> [Stored rows]:
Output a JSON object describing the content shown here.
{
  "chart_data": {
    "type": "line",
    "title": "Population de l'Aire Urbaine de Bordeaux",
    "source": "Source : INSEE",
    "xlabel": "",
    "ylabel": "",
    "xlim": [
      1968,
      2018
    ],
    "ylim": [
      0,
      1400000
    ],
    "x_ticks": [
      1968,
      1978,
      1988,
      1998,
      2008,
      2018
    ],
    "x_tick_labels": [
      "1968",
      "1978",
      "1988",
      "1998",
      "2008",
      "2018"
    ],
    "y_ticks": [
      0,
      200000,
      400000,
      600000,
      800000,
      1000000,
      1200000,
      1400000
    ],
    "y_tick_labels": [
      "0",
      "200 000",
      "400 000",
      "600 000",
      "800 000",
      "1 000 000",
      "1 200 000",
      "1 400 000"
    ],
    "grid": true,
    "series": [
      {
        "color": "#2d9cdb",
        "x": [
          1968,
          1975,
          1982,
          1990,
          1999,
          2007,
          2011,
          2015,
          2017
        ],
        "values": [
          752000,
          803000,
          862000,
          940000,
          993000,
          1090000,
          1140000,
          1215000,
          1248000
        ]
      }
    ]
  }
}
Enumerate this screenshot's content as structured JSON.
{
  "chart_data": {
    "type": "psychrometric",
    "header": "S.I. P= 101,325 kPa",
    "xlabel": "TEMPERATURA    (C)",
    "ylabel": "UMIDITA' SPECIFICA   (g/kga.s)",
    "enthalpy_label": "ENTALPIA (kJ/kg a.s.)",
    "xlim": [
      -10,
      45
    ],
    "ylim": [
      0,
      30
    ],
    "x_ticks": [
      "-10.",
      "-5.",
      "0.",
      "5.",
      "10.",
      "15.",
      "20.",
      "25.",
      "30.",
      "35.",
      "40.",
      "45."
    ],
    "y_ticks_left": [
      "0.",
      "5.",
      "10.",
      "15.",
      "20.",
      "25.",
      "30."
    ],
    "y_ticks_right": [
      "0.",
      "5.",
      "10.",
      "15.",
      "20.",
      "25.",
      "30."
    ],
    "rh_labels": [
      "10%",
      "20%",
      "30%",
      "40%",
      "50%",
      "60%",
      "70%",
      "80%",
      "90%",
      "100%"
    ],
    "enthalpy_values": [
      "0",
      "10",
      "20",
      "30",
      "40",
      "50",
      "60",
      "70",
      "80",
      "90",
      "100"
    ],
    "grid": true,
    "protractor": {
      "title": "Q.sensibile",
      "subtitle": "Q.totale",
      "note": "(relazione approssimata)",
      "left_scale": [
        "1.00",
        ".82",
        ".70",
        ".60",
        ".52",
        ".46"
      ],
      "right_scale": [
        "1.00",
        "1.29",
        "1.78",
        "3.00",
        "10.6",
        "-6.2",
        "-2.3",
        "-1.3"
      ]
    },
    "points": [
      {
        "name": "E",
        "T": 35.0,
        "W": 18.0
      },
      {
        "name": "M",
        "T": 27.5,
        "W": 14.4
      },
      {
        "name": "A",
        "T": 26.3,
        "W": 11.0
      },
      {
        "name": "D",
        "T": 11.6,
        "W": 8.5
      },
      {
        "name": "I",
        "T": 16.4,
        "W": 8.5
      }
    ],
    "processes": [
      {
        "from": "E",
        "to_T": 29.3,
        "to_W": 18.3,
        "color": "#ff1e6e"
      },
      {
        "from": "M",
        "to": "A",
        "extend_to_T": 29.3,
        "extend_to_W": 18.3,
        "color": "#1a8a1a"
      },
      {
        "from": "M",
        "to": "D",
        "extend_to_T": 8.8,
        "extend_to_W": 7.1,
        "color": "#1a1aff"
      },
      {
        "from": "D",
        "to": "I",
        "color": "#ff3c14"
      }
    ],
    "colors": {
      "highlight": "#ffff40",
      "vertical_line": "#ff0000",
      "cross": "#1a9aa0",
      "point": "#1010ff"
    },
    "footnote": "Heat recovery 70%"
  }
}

> [The problem]: Print the material verbatim, all of it.

> [Expected answer]:
Output a JSON object describing the content shown here.
{
  "chart_data": {
    "type": "line",
    "title": "Population de l'Aire Urbaine de Bordeaux",
    "source": "Source : INSEE",
    "xlabel": "",
    "ylabel": "",
    "xlim": [
      1968,
      2018
    ],
    "ylim": [
      0,
      1400000
    ],
    "x_ticks": [
      1968,
      1978,
      1988,
      1998,
      2008,
      2018
    ],
    "x_tick_labels": [
      "1968",
      "1978",
      "1988",
      "1998",
      "2008",
      "2018"
    ],
    "y_ticks": [
      0,
      200000,
      400000,
      600000,
      800000,
      1000000,
      1200000,
      1400000
    ],
    "y_tick_labels": [
      "0",
      "200 000",
      "400 000",
      "600 000",
      "800 000",
      "1 000 000",
      "1 200 000",
      "1 400 000"
    ],
    "grid": true,
    "series": [
      {
        "color": "#2d9cdb",
        "x": [
          1968,
          1975,
          1982,
          1990,
          1999,
          2007,
          2011,
          2015,
          2017
        ],
        "values": [
          752000,
          803000,
          862000,
          940000,
          993000,
          1090000,
          1140000,
          1215000,
          1248000
        ]
      }
    ]
  }
}
Enumerate this screenshot's content as structured JSON.
{
  "chart_data": {
    "type": "psychrometric",
    "header": "S.I. P= 101,325 kPa",
    "xlabel": "TEMPERATURA    (C)",
    "ylabel": "UMIDITA' SPECIFICA   (g/kga.s)",
    "enthalpy_label": "ENTALPIA (kJ/kg a.s.)",
    "xlim": [
      -10,
      45
    ],
    "ylim": [
      0,
      30
    ],
    "x_ticks": [
      "-10.",
      "-5.",
      "0.",
      "5.",
      "10.",
      "15.",
      "20.",
      "25.",
      "30.",
      "35.",
      "40.",
      "45."
    ],
    "y_ticks_left": [
      "0.",
      "5.",
      "10.",
      "15.",
      "20.",
      "25.",
      "30."
    ],
    "y_ticks_right": [
      "0.",
      "5.",
      "10.",
      "15.",
      "20.",
      "25.",
      "30."
    ],
    "rh_labels": [
      "10%",
      "20%",
      "30%",
      "40%",
      "50%",
      "60%",
      "70%",
      "80%",
      "90%",
      "100%"
    ],
    "enthalpy_values": [
      "0",
      "10",
      "20",
      "30",
      "40",
      "50",
      "60",
      "70",
      "80",
      "90",
      "100"
    ],
    "grid": true,
    "protractor": {
      "title": "Q.sensibile",
      "subtitle": "Q.totale",
      "note": "(relazione approssimata)",
      "left_scale": [
        "1.00",
        ".82",
        ".70",
        ".60",
        ".52",
        ".46"
      ],
      "right_scale": [
        "1.00",
        "1.29",
        "1.78",
        "3.00",
        "10.6",
        "-6.2",
        "-2.3",
        "-1.3"
      ]
    },
    "points": [
      {
        "name": "E",
        "T": 35.0,
        "W": 18.0
      },
      {
        "name": "M",
        "T": 27.5,
        "W": 14.4
      },
      {
        "name": "A",
        "T": 26.3,
        "W": 11.0
      },
      {
        "name": "D",
        "T": 11.6,
        "W": 8.5
      },
      {
        "name": "I",
        "T": 16.4,
        "W": 8.5
      }
    ],
    "processes": [
      {
        "from": "E",
        "to_T": 29.3,
        "to_W": 18.3,
        "color": "#ff1e6e"
      },
      {
        "from": "M",
        "to": "A",
        "extend_to_T": 29.3,
        "extend_to_W": 18.3,
        "color": "#1a8a1a"
      },
      {
        "from": "M",
        "to": "D",
        "extend_to_T": 8.8,
        "extend_to_W": 7.1,
        "color": "#1a1aff"
      },
      {
        "from": "D",
        "to": "I",
        "color": "#ff3c14"
      }
    ],
    "colors": {
      "highlight": "#ffff40",
      "vertical_line": "#ff0000",
      "cross": "#1a9aa0",
      "point": "#1010ff"
    },
    "footnote": "Heat recovery 70%"
  }
}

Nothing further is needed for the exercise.